(Records from a dataset)
↓↓↓
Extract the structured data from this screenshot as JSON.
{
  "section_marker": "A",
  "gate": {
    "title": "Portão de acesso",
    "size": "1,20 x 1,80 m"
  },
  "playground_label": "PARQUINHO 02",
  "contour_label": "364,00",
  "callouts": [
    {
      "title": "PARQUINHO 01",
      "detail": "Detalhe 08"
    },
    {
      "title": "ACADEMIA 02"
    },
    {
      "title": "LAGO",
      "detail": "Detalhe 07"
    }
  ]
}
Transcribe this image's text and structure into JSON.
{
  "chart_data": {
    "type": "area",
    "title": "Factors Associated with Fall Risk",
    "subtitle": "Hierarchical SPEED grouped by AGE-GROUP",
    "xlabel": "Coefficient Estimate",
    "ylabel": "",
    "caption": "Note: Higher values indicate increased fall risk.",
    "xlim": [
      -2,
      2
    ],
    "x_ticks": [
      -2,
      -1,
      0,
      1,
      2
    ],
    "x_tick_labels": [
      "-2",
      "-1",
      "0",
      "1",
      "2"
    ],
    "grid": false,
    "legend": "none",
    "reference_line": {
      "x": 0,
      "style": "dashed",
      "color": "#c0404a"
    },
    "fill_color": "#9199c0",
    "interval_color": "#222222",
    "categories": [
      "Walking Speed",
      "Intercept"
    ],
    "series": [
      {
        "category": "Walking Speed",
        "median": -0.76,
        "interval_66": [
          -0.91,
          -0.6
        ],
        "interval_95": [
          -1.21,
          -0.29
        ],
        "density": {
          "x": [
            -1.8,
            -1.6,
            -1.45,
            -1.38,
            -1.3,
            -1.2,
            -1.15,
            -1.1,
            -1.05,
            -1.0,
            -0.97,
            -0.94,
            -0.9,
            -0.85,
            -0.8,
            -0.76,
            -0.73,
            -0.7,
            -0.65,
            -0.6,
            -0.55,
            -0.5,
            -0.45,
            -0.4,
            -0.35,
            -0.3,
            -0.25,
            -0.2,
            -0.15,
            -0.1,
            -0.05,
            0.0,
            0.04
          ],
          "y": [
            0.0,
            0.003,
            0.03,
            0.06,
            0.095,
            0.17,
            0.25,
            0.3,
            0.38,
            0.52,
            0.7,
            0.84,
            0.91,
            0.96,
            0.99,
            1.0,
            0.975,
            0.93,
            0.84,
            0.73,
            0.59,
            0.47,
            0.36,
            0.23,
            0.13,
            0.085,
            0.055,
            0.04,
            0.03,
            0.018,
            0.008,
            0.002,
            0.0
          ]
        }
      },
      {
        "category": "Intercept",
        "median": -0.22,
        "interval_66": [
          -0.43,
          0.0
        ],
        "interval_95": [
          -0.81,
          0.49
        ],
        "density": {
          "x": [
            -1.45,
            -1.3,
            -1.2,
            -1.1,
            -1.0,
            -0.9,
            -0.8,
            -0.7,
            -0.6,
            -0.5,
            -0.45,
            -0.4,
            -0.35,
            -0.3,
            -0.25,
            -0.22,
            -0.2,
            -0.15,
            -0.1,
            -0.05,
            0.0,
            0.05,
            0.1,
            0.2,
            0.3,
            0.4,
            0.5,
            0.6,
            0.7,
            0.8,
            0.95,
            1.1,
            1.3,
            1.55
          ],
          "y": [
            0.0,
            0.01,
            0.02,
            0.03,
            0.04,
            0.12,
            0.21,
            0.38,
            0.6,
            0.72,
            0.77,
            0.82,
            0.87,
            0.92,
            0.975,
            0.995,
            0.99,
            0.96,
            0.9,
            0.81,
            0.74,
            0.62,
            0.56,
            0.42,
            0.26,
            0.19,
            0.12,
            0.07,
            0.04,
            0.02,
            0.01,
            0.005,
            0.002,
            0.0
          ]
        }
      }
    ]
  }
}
↑↑↑
→ **EXERCISE**: Word for word, write out the data.

→ **SOLVED PROBLEM**:
Extract the structured data from this screenshot as JSON.
{
  "section_marker": "A",
  "gate": {
    "title": "Portão de acesso",
    "size": "1,20 x 1,80 m"
  },
  "playground_label": "PARQUINHO 02",
  "contour_label": "364,00",
  "callouts": [
    {
      "title": "PARQUINHO 01",
      "detail": "Detalhe 08"
    },
    {
      "title": "ACADEMIA 02"
    },
    {
      "title": "LAGO",
      "detail": "Detalhe 07"
    }
  ]
}
Transcribe this image's text and structure into JSON.
{
  "chart_data": {
    "type": "area",
    "title": "Factors Associated with Fall Risk",
    "subtitle": "Hierarchical SPEED grouped by AGE-GROUP",
    "xlabel": "Coefficient Estimate",
    "ylabel": "",
    "caption": "Note: Higher values indicate increased fall risk.",
    "xlim": [
      -2,
      2
    ],
    "x_ticks": [
      -2,
      -1,
      0,
      1,
      2
    ],
    "x_tick_labels": [
      "-2",
      "-1",
      "0",
      "1",
      "2"
    ],
    "grid": false,
    "legend": "none",
    "reference_line": {
      "x": 0,
      "style": "dashed",
      "color": "#c0404a"
    },
    "fill_color": "#9199c0",
    "interval_color": "#222222",
    "categories": [
      "Walking Speed",
      "Intercept"
    ],
    "series": [
      {
        "category": "Walking Speed",
        "median": -0.76,
        "interval_66": [
          -0.91,
          -0.6
        ],
        "interval_95": [
          -1.21,
          -0.29
        ],
        "density": {
          "x": [
            -1.8,
            -1.6,
            -1.45,
            -1.38,
            -1.3,
            -1.2,
            -1.15,
            -1.1,
            -1.05,
            -1.0,
            -0.97,
            -0.94,
            -0.9,
            -0.85,
            -0.8,
            -0.76,
            -0.73,
            -0.7,
            -0.65,
            -0.6,
            -0.55,
            -0.5,
            -0.45,
            -0.4,
            -0.35,
            -0.3,
            -0.25,
            -0.2,
            -0.15,
            -0.1,
            -0.05,
            0.0,
            0.04
          ],
          "y": [
            0.0,
            0.003,
            0.03,
            0.06,
            0.095,
            0.17,
            0.25,
            0.3,
            0.38,
            0.52,
            0.7,
            0.84,
            0.91,
            0.96,
            0.99,
            1.0,
            0.975,
            0.93,
            0.84,
            0.73,
            0.59,
            0.47,
            0.36,
            0.23,
            0.13,
            0.085,
            0.055,
            0.04,
            0.03,
            0.018,
            0.008,
            0.002,
            0.0
          ]
        }
      },
      {
        "category": "Intercept",
        "median": -0.22,
        "interval_66": [
          -0.43,
          0.0
        ],
        "interval_95": [
          -0.81,
          0.49
        ],
        "density": {
          "x": [
            -1.45,
            -1.3,
            -1.2,
            -1.1,
            -1.0,
            -0.9,
            -0.8,
            -0.7,
            -0.6,
            -0.5,
            -0.45,
            -0.4,
            -0.35,
            -0.3,
            -0.25,
            -0.22,
            -0.2,
            -0.15,
            -0.1,
            -0.05,
            0.0,
            0.05,
            0.1,
            0.2,
            0.3,
            0.4,
            0.5,
            0.6,
            0.7,
            0.8,
            0.95,
            1.1,
            1.3,
            1.55
          ],
          "y": [
            0.0,
            0.01,
            0.02,
            0.03,
            0.04,
            0.12,
            0.21,
            0.38,
            0.6,
            0.72,
            0.77,
            0.82,
            0.87,
            0.92,
            0.975,
            0.995,
            0.99,
            0.96,
            0.9,
            0.81,
            0.74,
            0.62,
            0.56,
            0.42,
            0.26,
            0.19,
            0.12,
            0.07,
            0.04,
            0.02,
            0.01,
            0.005,
            0.002,
            0.0
          ]
        }
      }
    ]
  }
}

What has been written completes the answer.